@ EARTHWORKS NEWS - No.28 '99/01/14
三町長会議を開催
 ◇ 協議内容
  • 中山間ソフト事業の内容検討
  • アースワークの長期的な展望
  • 臨時総会の開催決定
 1月6日、三良坂・吉舎・総領の町長が三良坂町役場に集まり、アースワークプロジェクトが当面する課題について協議しました。
 まず、アースワークプロジェクトが県の補助事業である中山間ソフト事業の対象に決まり、今年度、来年度で取組む事業について次のとおり確認しました。
 1つは情報システム構築で、各町二台ずつコンピューターを設置し、濃密な情報交換、情報発信を行います。  2つ目は、環境美術館の設置です。小さな美術館の基本的な見本を2年間で6つ、各町二つずつ設置し、観光資源、各町をまわる観光ルートの創出につなげていきます。
 3つ目は灰塚ダムのキャッチフレーズ、マークなどの準備を進めます。
 4つ目は周辺環境整備計画の灰塚大橋、羽地大橋、ゴルフ場の提案業務です。
 周辺環境整備事業とアースワークプロジェクトの今後については、3町長から次のような指摘を受けました。
 三良坂町長 周辺環境整備事業の規模や概略をできるだけ早く発表していく必要がある。将来的な目標・共通イメージも必要。観光資源となるような物をつくらないといけない。
 吉舎町長 建設省へどんどん提案していくことで、できないといわれていることが可能になることもある。
 総領町長 費用は建設省、知恵は3町というスタイルで進めているが、建設省に我々の要望にきちんと応えてもらっているかどうかチェックしていかなければならない。
 続いて三セク問題などを話し合った後、中山間ソフト事業に伴う補正予算などについて審議するため、臨時総会を1月19日に開催することを決めました。

三良坂町周辺整備計画、協議本格化!
 〜2001委員会を中心として〜
 年末に、灰塚ダム対策同盟会、2001委員会、三良坂町企画課による会議が開催されました。
 この会議で、(1)三良坂町企画課が地元意見の集約窓口となること、(2)同盟会(4名)2001委員会(6名)の代表者で計画の具体的な協議を続けていくことが確認されました。
 昨年度の吉松氏の提案を中心に、三良坂エリアの周辺環境整備計画をまとめていきます。

春植物の保全管理ボランティア育成教室
 三良坂町では昨年、水没予定地のセツブンソウやカタクリなどの貴重植物の移植を試験的に行いました。今後は小塩野地区で本格的な移植保全に取り組む予定です。  それに先立ち、貴重植物の保全管理や育成のための勉強会が開催されています。次回は2月21日・3月28日に、三良坂町中央公民館で行われます。お問いあわせは三良坂町役場企画課(Tel 0824-44-3111)へ。

◆ **記録データ**
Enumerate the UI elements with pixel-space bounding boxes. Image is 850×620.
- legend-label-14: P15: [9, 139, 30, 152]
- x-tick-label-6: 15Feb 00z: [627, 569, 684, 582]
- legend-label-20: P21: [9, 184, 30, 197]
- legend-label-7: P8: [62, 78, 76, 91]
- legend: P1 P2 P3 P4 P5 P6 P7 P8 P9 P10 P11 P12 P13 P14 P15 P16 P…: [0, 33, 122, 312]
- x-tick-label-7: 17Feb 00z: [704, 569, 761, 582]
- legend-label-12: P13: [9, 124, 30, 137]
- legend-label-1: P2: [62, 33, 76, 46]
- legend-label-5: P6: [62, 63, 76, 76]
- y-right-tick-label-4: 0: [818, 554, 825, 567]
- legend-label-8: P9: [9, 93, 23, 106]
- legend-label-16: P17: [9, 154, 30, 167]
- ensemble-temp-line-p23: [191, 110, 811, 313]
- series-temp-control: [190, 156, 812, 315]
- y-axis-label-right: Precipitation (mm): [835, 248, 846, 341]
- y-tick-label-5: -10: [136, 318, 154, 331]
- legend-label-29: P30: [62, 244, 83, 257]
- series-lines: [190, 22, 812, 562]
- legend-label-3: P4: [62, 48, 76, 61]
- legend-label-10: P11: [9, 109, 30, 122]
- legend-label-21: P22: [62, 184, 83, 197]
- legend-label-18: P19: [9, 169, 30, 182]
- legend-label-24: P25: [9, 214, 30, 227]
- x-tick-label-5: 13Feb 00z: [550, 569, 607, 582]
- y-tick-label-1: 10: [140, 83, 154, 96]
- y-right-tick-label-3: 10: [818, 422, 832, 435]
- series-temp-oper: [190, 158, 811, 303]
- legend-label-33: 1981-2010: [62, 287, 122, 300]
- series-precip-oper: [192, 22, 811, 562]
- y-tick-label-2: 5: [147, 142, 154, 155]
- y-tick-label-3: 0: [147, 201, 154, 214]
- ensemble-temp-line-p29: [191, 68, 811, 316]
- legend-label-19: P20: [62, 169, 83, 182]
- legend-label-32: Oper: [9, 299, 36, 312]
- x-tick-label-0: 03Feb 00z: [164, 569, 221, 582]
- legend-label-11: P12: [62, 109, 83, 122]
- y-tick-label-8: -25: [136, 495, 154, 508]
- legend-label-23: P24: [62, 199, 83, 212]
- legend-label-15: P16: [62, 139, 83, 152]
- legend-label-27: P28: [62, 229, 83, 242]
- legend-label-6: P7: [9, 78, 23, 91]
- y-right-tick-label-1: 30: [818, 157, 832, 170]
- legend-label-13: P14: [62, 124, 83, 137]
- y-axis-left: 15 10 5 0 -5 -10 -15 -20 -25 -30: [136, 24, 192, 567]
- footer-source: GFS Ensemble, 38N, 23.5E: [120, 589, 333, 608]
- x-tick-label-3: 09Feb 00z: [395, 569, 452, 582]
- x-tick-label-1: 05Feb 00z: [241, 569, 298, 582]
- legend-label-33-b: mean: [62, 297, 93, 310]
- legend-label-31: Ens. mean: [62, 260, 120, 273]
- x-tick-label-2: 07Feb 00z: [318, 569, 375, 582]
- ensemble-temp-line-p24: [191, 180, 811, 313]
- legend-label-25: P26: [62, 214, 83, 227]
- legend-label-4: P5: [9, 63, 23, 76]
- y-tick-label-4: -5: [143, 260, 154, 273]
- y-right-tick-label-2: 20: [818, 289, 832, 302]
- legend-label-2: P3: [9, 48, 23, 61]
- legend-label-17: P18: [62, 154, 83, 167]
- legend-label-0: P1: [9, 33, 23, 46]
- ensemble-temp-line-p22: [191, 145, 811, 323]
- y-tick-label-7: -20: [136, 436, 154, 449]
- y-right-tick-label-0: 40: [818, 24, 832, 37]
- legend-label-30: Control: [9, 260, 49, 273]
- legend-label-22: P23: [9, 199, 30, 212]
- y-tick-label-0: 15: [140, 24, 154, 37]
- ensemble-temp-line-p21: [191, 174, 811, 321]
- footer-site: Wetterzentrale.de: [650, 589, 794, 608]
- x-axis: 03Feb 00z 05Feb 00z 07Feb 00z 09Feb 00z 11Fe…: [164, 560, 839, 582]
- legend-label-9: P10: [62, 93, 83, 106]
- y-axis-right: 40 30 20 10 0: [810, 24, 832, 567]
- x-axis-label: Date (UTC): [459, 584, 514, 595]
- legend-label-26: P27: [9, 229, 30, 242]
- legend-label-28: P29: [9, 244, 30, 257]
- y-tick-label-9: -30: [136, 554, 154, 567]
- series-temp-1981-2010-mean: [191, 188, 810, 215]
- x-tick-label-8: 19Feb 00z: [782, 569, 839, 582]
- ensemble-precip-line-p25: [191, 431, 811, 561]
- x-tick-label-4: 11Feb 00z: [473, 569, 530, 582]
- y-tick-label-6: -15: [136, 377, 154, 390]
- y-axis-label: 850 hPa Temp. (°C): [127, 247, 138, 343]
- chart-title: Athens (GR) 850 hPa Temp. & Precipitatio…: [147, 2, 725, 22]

◆ **課題一覧**
(a) アースワークのニュースレターから、「まず、アースワークプロジェク」から「次のような指摘を受けました。」までをすべて、一字一句違えずに打ち直してください。
(b) 記録の先頭から「- legend-label-12: P13: [9, 124, 30, 137]」を含む行までをすべて、その行も含めて一字一句そのまま繰り返してください。
アースワークのニュースレターと記録は互いに無関係です。

◆ **解答**
(a)
まず、アースワークプロジェクトが県の補助事業である中山間ソフト事業の対象に決まり、今年度、来年度で取組む事業について次のとおり確認しました。
 1つは情報システム構築で、各町二台ずつコンピューターを設置し、濃密な情報交換、情報発信を行います。  2つ目は、環境美術館の設置です。小さな美術館の基本的な見本を2年間で6つ、各町二つずつ設置し、観光資源、各町をまわる観光ルートの創出につなげていきます。
 3つ目は灰塚ダムのキャッチフレーズ、マークなどの準備を進めます。
 4つ目は周辺環境整備計画の灰塚大橋、羽地大橋、ゴルフ場の提案業務です。
 周辺環境整備事業とアースワークプロジェクトの今後については、3町長から次のような指摘を受けました。

(b)
Enumerate the UI elements with pixel-space bounding boxes. Image is 850×620.
- legend-label-14: P15: [9, 139, 30, 152]
- x-tick-label-6: 15Feb 00z: [627, 569, 684, 582]
- legend-label-20: P21: [9, 184, 30, 197]
- legend-label-7: P8: [62, 78, 76, 91]
- legend: P1 P2 P3 P4 P5 P6 P7 P8 P9 P10 P11 P12 P13 P14 P15 P16 P…: [0, 33, 122, 312]
- x-tick-label-7: 17Feb 00z: [704, 569, 761, 582]
- legend-label-12: P13: [9, 124, 30, 137]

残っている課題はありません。